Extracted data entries
**********

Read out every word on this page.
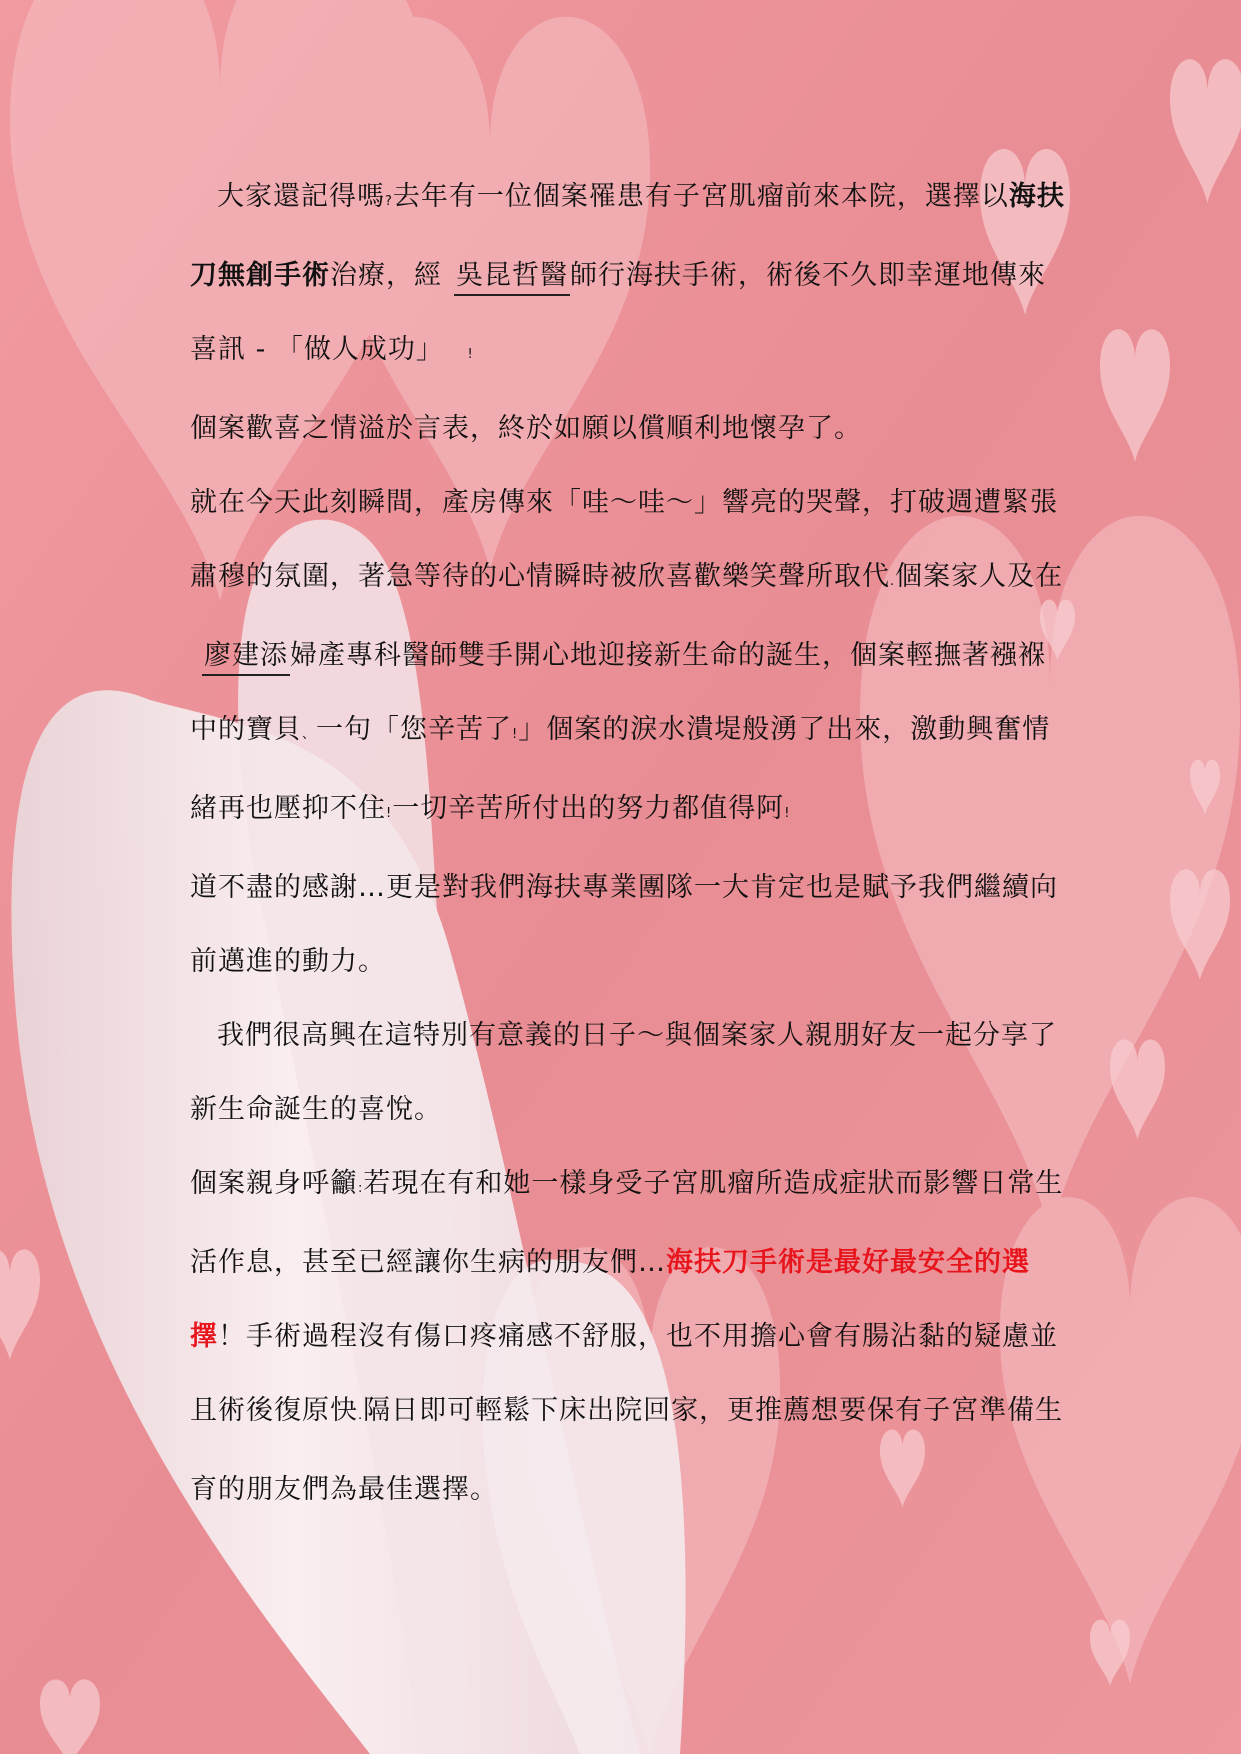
大家還記得嗎?去年有一位個案罹患有子宮肌瘤前來本院，選擇以海扶刀無創手術治療，經 吳昆哲醫師行海扶手術，術後不久即幸運地傳來喜訊 - 「做人成功」 !

個案歡喜之情溢於言表，終於如願以償順利地懷孕了。

就在今天此刻瞬間，產房傳來「哇～哇～」響亮的哭聲，打破週遭緊張肅穆的氛圍，著急等待的心情瞬時被欣喜歡樂笑聲所取代.個案家人及在廖建添婦產專科醫師雙手開心地迎接新生命的誕生，個案輕撫著襁褓中的寶貝、一句「您辛苦了!」個案的淚水潰堤般湧了出來，激動興奮情緒再也壓抑不住!一切辛苦所付出的努力都值得阿!

道不盡的感謝…更是對我們海扶專業團隊一大肯定也是賦予我們繼續向前邁進的動力。

我們很高興在這特別有意義的日子～與個案家人親朋好友一起分享了新生命誕生的喜悅。

個案親身呼籲:若現在有和她一樣身受子宮肌瘤所造成症狀而影響日常生活作息，甚至已經讓你生病的朋友們…海扶刀手術是最好最安全的選擇！手術過程沒有傷口疼痛感不舒服，也不用擔心會有腸沾黏的疑慮並且術後復原快.隔日即可輕鬆下床出院回家，更推薦想要保有子宮準備生育的朋友們為最佳選擇。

**********

EXERCISE INSTRUCTIONS.
With the pictures omitted, reproduce the records in full and exactly.

WRITTEN REPLY.
Read out every word on this page.
大家還記得嗎?去年有一位個案罹患有子宮肌瘤前來本院，選擇以海扶刀無創手術治療，經 吳昆哲醫師行海扶手術，術後不久即幸運地傳來喜訊 - 「做人成功」 !

個案歡喜之情溢於言表，終於如願以償順利地懷孕了。

就在今天此刻瞬間，產房傳來「哇～哇～」響亮的哭聲，打破週遭緊張肅穆的氛圍，著急等待的心情瞬時被欣喜歡樂笑聲所取代.個案家人及在廖建添婦產專科醫師雙手開心地迎接新生命的誕生，個案輕撫著襁褓中的寶貝、一句「您辛苦了!」個案的淚水潰堤般湧了出來，激動興奮情緒再也壓抑不住!一切辛苦所付出的努力都值得阿!

道不盡的感謝…更是對我們海扶專業團隊一大肯定也是賦予我們繼續向前邁進的動力。

我們很高興在這特別有意義的日子～與個案家人親朋好友一起分享了新生命誕生的喜悅。

個案親身呼籲:若現在有和她一樣身受子宮肌瘤所造成症狀而影響日常生活作息，甚至已經讓你生病的朋友們…海扶刀手術是最好最安全的選擇！手術過程沒有傷口疼痛感不舒服，也不用擔心會有腸沾黏的疑慮並且術後復原快.隔日即可輕鬆下床出院回家，更推薦想要保有子宮準備生育的朋友們為最佳選擇。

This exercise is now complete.